-- begin Selected excerpt --

All of lore.kernel.org
 help / color / mirror / Atom feed
From: JP Kobryn <inwardvessel@gmail.com>
To: Yosry Ahmed <yosry.ahmed@linux.dev>
Cc: tj@kernel.org, shakeel.butt@linux.dev, yosryahmed@google.com,
	mkoutny@suse.com, hannes@cmpxchg.org, akpm@linux-foundation.org,
	linux-mm@kvack.org, cgroups@vger.kernel.org,
	kernel-team@meta.com
Subject: Re: [PATCH v4 4/5] cgroup: use separate rstat trees for each subsystem
Date: Wed, 30 Apr 2025 16:43:41 -0700	[thread overview]
Message-ID: <e8de82fe-feea-4be2-93eb-620b8ece6748@gmail.com> (raw)
In-Reply-To: <68079aa7.df0a0220.30a1a0.cbb2SMTPIN_ADDED_BROKEN@mx.google.com>

On 4/22/25 6:33 AM, Yosry Ahmed wrote:
> On Thu, Apr 03, 2025 at 06:10:49PM -0700, JP Kobryn wrote:
[..]
>> @@ -5425,6 +5417,9 @@ static void css_free_rwork_fn(struct work_struct *work)
>>   		struct cgroup_subsys_state *parent = css->parent;
>>   		int id = css->id;
>>   
>> +		if (ss->css_rstat_flush)
>> +			css_rstat_exit(css);
>> +
> 
> This call now exists in both branches (self css or not), so it's
> probably best to pull it outside. We should probably also pull the call
> in cgroup_destroy_root() outside into css_free_rwork_fn() so that we end
> up with a single call to css_rstat_exit() (apart from failure paths).

This can be done if css_rstat_exit() is modified to guard against
invalid css's like being a subsystem css and not having implemented
css_rstat_flush.

> 
> We can probably also use css_is_cgroup() here instead of 'if (ss)' for
> consistency.
> 
>>   		ss->css_free(css);
>>   		cgroup_idr_remove(&ss->css_idr, id);
>>   		cgroup_put(cgrp);
> [..]
>> @@ -5659,6 +5647,12 @@ static struct cgroup_subsys_state *css_create(struct cgroup *cgrp,
>>   		goto err_free_css;
>>   	css->id = err;
>>   
>> +	if (ss->css_rstat_flush) {
>> +		err = css_rstat_init(css);
>> +		if (err)

-- end Selected excerpt --

Tasks to complete:
1 > Update the patch review message starting with "On 4/22/25 6:33" and going on through "css_free_rwork_fn(struct work_struct *work)", with "wrote" replaced by "replied".
2 > In the records below, recast as a numbered list the lines starting with the line with "volume-bar [141,495,149,525]" and going on through the line with "volume-bar [392,495,400,525]", leaving out blank lines.

-- begin Information provided --

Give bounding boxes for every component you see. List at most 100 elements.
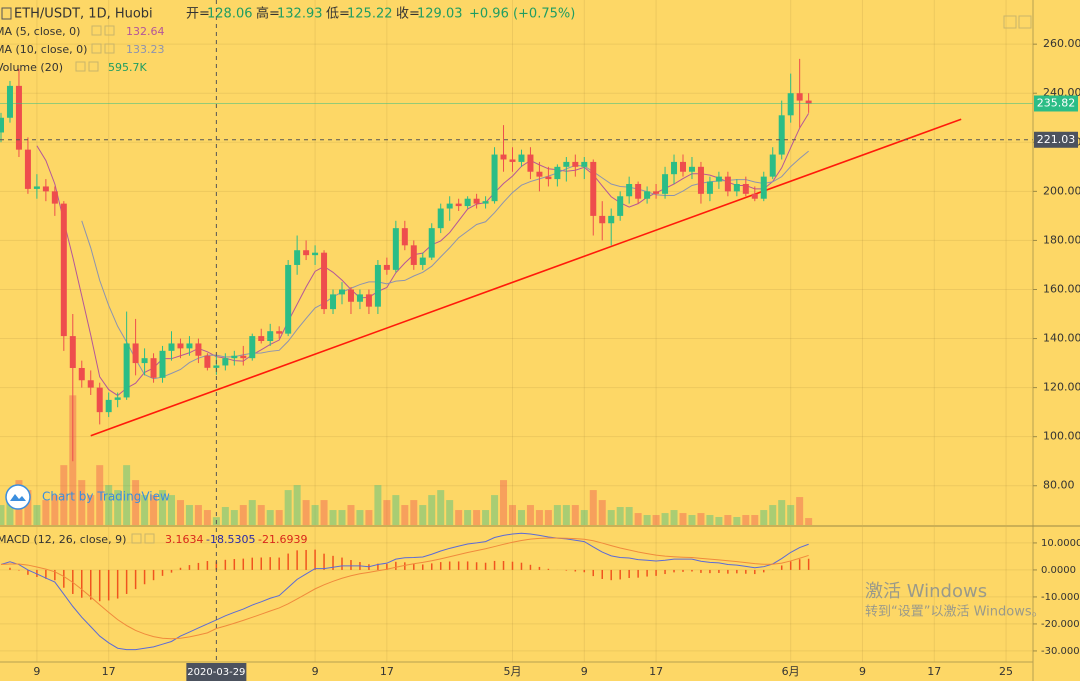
volume-bar [141,495,149,525]
candle-body [778,115,785,155]
volume-bar [679,513,687,525]
volume-bar [455,510,463,525]
trendline [90,118,962,437]
settings-button[interactable] [75,61,86,72]
scale-button[interactable] [1003,15,1017,29]
volume-bar [796,497,804,525]
macd-hist-value: 3.1634 [165,533,204,546]
candle-body [15,85,22,150]
volume-bar [51,495,59,525]
macd-tick-label: -10.0000 [1041,592,1080,603]
candle-body [599,215,606,224]
candle-body [563,161,570,167]
volume-bar [805,518,813,525]
volume-value: 595.7K [108,61,147,74]
volume-bar [706,515,714,525]
candle-body [653,191,660,194]
volume-bar [491,495,499,525]
chart-title: ETH/USDT, 1D, Huobi [14,7,153,22]
volume-bar [275,510,283,525]
volume-bar [526,505,534,525]
volume-bar [248,500,256,525]
volume-bar [293,485,301,525]
candle-body [518,154,525,162]
close-button[interactable] [104,43,115,54]
volume-bar [356,510,364,525]
close-button[interactable] [144,533,155,544]
tv-logo-text[interactable]: Chart by TradingView [42,490,170,504]
volume-bar [203,510,211,525]
low-value: 125.22 [347,7,393,22]
macd-tick-label: -30.0000 [1041,646,1080,657]
volume-bar [688,515,696,525]
volume-bar [661,513,669,525]
y-tick-label: 200.00 [1043,184,1080,197]
x-tick-label: 9 [33,665,40,678]
volume-bar [751,515,759,525]
volume-bar [634,513,642,525]
candle-body [132,343,139,364]
volume-bar [185,505,193,525]
macd-tick-label: 0.0000 [1041,565,1076,576]
candle-body [392,228,399,270]
candle-body [491,154,498,202]
volume-bar [428,495,436,525]
volume-bar [221,507,229,525]
volume-bar [159,490,167,525]
volume-bar [778,500,786,525]
settings-button[interactable] [91,25,102,36]
x-tick-label: 9 [859,665,866,678]
candle-body [204,355,211,368]
candle-body [410,245,417,265]
y-tick-label: 260.00 [1043,37,1080,50]
candle-body [697,166,704,194]
windows-title: 激活 Windows [865,581,987,602]
settings-button[interactable] [91,43,102,54]
y-tick-label: 160.00 [1043,282,1080,295]
candle-body [671,161,678,175]
volume-bar [338,510,346,525]
x-tick-label: 9 [312,665,319,678]
volume-bar [724,515,732,525]
symbol-icon[interactable] [1,7,12,20]
candle-body [473,198,480,204]
candle-body [437,208,444,229]
candle-body [321,252,328,310]
volume-bar [392,495,400,525]
crosshair-date-label: 2020-03-29 [187,667,245,678]
candle-body [662,174,669,194]
candle-body [347,289,354,302]
close-button[interactable] [88,61,99,72]
close-button[interactable] [104,25,115,36]
candle-body [312,252,319,256]
volume-bar [607,510,615,525]
volume-bar [33,505,41,525]
volume-bar [105,485,113,525]
x-tick-label: 25 [999,665,1013,678]
candle-body [383,264,390,270]
candle-body [464,198,471,207]
settings-button[interactable] [131,533,142,544]
candle-body [168,343,175,351]
candle-body [87,380,94,388]
candle-body [787,93,794,116]
candle-body [724,176,731,192]
volume-bar [544,510,552,525]
volume-bar [383,500,391,525]
volume-bar [598,500,606,525]
volume-bar [562,505,570,525]
volume-bar [365,510,373,525]
volume-bar [374,485,382,525]
volume-bar [742,515,750,525]
volume-bar [446,500,454,525]
candle-body [339,289,345,295]
tv-logo-icon[interactable] [5,484,31,510]
scale-button[interactable] [1018,15,1032,29]
candle-body [374,264,381,307]
candle-body [644,191,651,199]
volume-bar [625,507,633,525]
candle-body [608,215,615,224]
volume-bar [150,495,158,525]
candle-body [114,397,121,400]
volume-bar [769,505,777,525]
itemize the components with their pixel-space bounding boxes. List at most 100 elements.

-- end Information provided --

Results by task:
1 >
On 4/22/25 6:33 AM, Yosry Ahmed replied:
> On Thu, Apr 03, 2025 at 06:10:49PM -0700, JP Kobryn replied:
[..]
>> @@ -5425,6 +5417,9 @@ static void css_free_rwork_fn(struct work_struct *work)

2 >
1. volume-bar [141,495,149,525]
2. candle-body [778,115,785,155]
3. volume-bar [679,513,687,525]
4. volume-bar [455,510,463,525]
5. trendline [90,118,962,437]
6. settings-button[interactable] [75,61,86,72]
7. scale-button[interactable] [1003,15,1017,29]
8. volume-bar [796,497,804,525]
9. macd-hist-value: 3.1634 [165,533,204,546]
10. candle-body [15,85,22,150]
11. volume-bar [51,495,59,525]
12. macd-tick-label: -10.0000 [1041,592,1080,603]
13. candle-body [599,215,606,224]
14. candle-body [563,161,570,167]
15. volume-bar [805,518,813,525]
16. volume-value: 595.7K [108,61,147,74]
17. volume-bar [706,515,714,525]
18. candle-body [653,191,660,194]
19. volume-bar [491,495,499,525]
20. chart-title: ETH/USDT, 1D, Huobi [14,7,153,22]
21. volume-bar [275,510,283,525]
22. volume-bar [526,505,534,525]
23. volume-bar [248,500,256,525]
24. volume-bar [293,485,301,525]
25. candle-body [518,154,525,162]
26. close-button[interactable] [104,43,115,54]
27. volume-bar [356,510,364,525]
28. close-button[interactable] [144,533,155,544]
29. tv-logo-text[interactable]: Chart by TradingView [42,490,170,504]
30. volume-bar [203,510,211,525]
31. low-value: 125.22 [347,7,393,22]
32. macd-tick-label: -30.0000 [1041,646,1080,657]
33. volume-bar [688,515,696,525]
34. volume-bar [661,513,669,525]
35. y-tick-label: 200.00 [1043,184,1080,197]
36. x-tick-label: 9 [33,665,40,678]
37. volume-bar [751,515,759,525]
38. volume-bar [634,513,642,525]
39. candle-body [132,343,139,364]
40. volume-bar [185,505,193,525]
41. macd-tick-label: 0.0000 [1041,565,1076,576]
42. candle-body [392,228,399,270]
43. candle-body [491,154,498,202]
44. volume-bar [428,495,436,525]
45. volume-bar [221,507,229,525]
46. volume-bar [159,490,167,525]
47. volume-bar [778,500,786,525]
48. settings-button[interactable] [91,25,102,36]
49. x-tick-label: 9 [859,665,866,678]
50. candle-body [204,355,211,368]
51. candle-body [410,245,417,265]
52. y-tick-label: 260.00 [1043,37,1080,50]
53. candle-body [697,166,704,194]
54. windows-title: 激活 Windows [865,581,987,602]
55. settings-button[interactable] [91,43,102,54]
56. y-tick-label: 160.00 [1043,282,1080,295]
57. candle-body [671,161,678,175]
58. volume-bar [338,510,346,525]
59. x-tick-label: 9 [312,665,319,678]
60. volume-bar [724,515,732,525]
61. symbol-icon[interactable] [1,7,12,20]
62. candle-body [473,198,480,204]
63. candle-body [437,208,444,229]
64. candle-body [321,252,328,310]
65. volume-bar [392,495,400,525]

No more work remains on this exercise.